The entire listing is to be repeated verbatim.

━━━━━━━━━━━━━━━━

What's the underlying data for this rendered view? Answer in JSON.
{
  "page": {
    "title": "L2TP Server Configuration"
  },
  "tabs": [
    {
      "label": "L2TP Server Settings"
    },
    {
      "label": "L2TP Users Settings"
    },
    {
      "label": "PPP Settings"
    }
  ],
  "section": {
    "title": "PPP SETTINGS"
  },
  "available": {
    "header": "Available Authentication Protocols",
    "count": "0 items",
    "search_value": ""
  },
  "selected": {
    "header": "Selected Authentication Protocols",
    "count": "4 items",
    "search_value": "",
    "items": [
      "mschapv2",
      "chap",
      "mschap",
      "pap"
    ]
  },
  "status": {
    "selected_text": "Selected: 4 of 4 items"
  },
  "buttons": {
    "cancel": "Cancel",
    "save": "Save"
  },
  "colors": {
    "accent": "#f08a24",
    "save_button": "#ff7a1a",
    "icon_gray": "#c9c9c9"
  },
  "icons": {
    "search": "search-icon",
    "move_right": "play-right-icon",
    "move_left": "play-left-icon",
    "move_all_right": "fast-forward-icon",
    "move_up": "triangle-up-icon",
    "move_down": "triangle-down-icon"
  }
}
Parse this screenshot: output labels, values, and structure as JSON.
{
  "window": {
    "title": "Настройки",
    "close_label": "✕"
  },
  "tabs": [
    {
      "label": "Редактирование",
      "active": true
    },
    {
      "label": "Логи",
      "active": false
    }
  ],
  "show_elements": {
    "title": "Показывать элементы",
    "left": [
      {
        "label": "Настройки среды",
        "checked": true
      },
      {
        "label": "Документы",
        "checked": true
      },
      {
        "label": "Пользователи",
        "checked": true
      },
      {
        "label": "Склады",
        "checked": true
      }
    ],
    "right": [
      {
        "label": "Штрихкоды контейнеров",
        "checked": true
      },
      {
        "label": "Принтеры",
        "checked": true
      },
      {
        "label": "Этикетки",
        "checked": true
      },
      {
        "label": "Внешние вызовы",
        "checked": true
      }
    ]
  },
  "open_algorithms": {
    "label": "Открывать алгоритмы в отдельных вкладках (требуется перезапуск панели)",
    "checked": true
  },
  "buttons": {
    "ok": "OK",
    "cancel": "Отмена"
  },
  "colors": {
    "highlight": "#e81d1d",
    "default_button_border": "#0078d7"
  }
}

━━━━━━━━━━━━━━━━

ANSWER TO THE EXERCISE ▸
What's the underlying data for this rendered view? Answer in JSON.
{
  "page": {
    "title": "L2TP Server Configuration"
  },
  "tabs": [
    {
      "label": "L2TP Server Settings"
    },
    {
      "label": "L2TP Users Settings"
    },
    {
      "label": "PPP Settings"
    }
  ],
  "section": {
    "title": "PPP SETTINGS"
  },
  "available": {
    "header": "Available Authentication Protocols",
    "count": "0 items",
    "search_value": ""
  },
  "selected": {
    "header": "Selected Authentication Protocols",
    "count": "4 items",
    "search_value": "",
    "items": [
      "mschapv2",
      "chap",
      "mschap",
      "pap"
    ]
  },
  "status": {
    "selected_text": "Selected: 4 of 4 items"
  },
  "buttons": {
    "cancel": "Cancel",
    "save": "Save"
  },
  "colors": {
    "accent": "#f08a24",
    "save_button": "#ff7a1a",
    "icon_gray": "#c9c9c9"
  },
  "icons": {
    "search": "search-icon",
    "move_right": "play-right-icon",
    "move_left": "play-left-icon",
    "move_all_right": "fast-forward-icon",
    "move_up": "triangle-up-icon",
    "move_down": "triangle-down-icon"
  }
}
Parse this screenshot: output labels, values, and structure as JSON.
{
  "window": {
    "title": "Настройки",
    "close_label": "✕"
  },
  "tabs": [
    {
      "label": "Редактирование",
      "active": true
    },
    {
      "label": "Логи",
      "active": false
    }
  ],
  "show_elements": {
    "title": "Показывать элементы",
    "left": [
      {
        "label": "Настройки среды",
        "checked": true
      },
      {
        "label": "Документы",
        "checked": true
      },
      {
        "label": "Пользователи",
        "checked": true
      },
      {
        "label": "Склады",
        "checked": true
      }
    ],
    "right": [
      {
        "label": "Штрихкоды контейнеров",
        "checked": true
      },
      {
        "label": "Принтеры",
        "checked": true
      },
      {
        "label": "Этикетки",
        "checked": true
      },
      {
        "label": "Внешние вызовы",
        "checked": true
      }
    ]
  },
  "open_algorithms": {
    "label": "Открывать алгоритмы в отдельных вкладках (требуется перезапуск панели)",
    "checked": true
  },
  "buttons": {
    "ok": "OK",
    "cancel": "Отмена"
  },
  "colors": {
    "highlight": "#e81d1d",
    "default_button_border": "#0078d7"
  }
}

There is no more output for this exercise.